== What is required ==
All entries are to be given again verbatim.

== Record excerpts ==
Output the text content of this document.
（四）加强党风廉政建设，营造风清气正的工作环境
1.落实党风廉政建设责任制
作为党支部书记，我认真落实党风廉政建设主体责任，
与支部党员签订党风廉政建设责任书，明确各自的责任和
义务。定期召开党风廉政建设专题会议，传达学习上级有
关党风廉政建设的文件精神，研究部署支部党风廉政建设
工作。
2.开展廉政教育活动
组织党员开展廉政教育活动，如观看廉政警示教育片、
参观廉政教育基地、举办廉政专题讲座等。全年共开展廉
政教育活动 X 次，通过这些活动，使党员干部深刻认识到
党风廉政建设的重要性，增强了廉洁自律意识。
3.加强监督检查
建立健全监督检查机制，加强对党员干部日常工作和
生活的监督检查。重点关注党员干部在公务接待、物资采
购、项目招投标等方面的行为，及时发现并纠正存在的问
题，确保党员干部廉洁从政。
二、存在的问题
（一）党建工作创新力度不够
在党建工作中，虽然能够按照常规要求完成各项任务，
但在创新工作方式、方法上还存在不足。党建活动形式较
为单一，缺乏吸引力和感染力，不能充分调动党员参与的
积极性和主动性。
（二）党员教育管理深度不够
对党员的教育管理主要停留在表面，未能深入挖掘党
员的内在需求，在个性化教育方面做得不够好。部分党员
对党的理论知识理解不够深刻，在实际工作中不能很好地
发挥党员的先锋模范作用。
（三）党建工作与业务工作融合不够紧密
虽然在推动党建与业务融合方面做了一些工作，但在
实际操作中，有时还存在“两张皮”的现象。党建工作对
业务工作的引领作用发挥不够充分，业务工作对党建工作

== Answer for this exercise ==
Output the text content of this document.
（四）加强党风廉政建设，营造风清气正的工作环境
1.落实党风廉政建设责任制
作为党支部书记，我认真落实党风廉政建设主体责任，
与支部党员签订党风廉政建设责任书，明确各自的责任和
义务。定期召开党风廉政建设专题会议，传达学习上级有
关党风廉政建设的文件精神，研究部署支部党风廉政建设
工作。
2.开展廉政教育活动
组织党员开展廉政教育活动，如观看廉政警示教育片、
参观廉政教育基地、举办廉政专题讲座等。全年共开展廉
政教育活动 X 次，通过这些活动，使党员干部深刻认识到
党风廉政建设的重要性，增强了廉洁自律意识。
3.加强监督检查
建立健全监督检查机制，加强对党员干部日常工作和
生活的监督检查。重点关注党员干部在公务接待、物资采
购、项目招投标等方面的行为，及时发现并纠正存在的问
题，确保党员干部廉洁从政。
二、存在的问题
（一）党建工作创新力度不够
在党建工作中，虽然能够按照常规要求完成各项任务，
但在创新工作方式、方法上还存在不足。党建活动形式较
为单一，缺乏吸引力和感染力，不能充分调动党员参与的
积极性和主动性。
（二）党员教育管理深度不够
对党员的教育管理主要停留在表面，未能深入挖掘党
员的内在需求，在个性化教育方面做得不够好。部分党员
对党的理论知识理解不够深刻，在实际工作中不能很好地
发挥党员的先锋模范作用。
（三）党建工作与业务工作融合不够紧密
虽然在推动党建与业务融合方面做了一些工作，但在
实际操作中，有时还存在“两张皮”的现象。党建工作对
业务工作的引领作用发挥不够充分，业务工作对党建工作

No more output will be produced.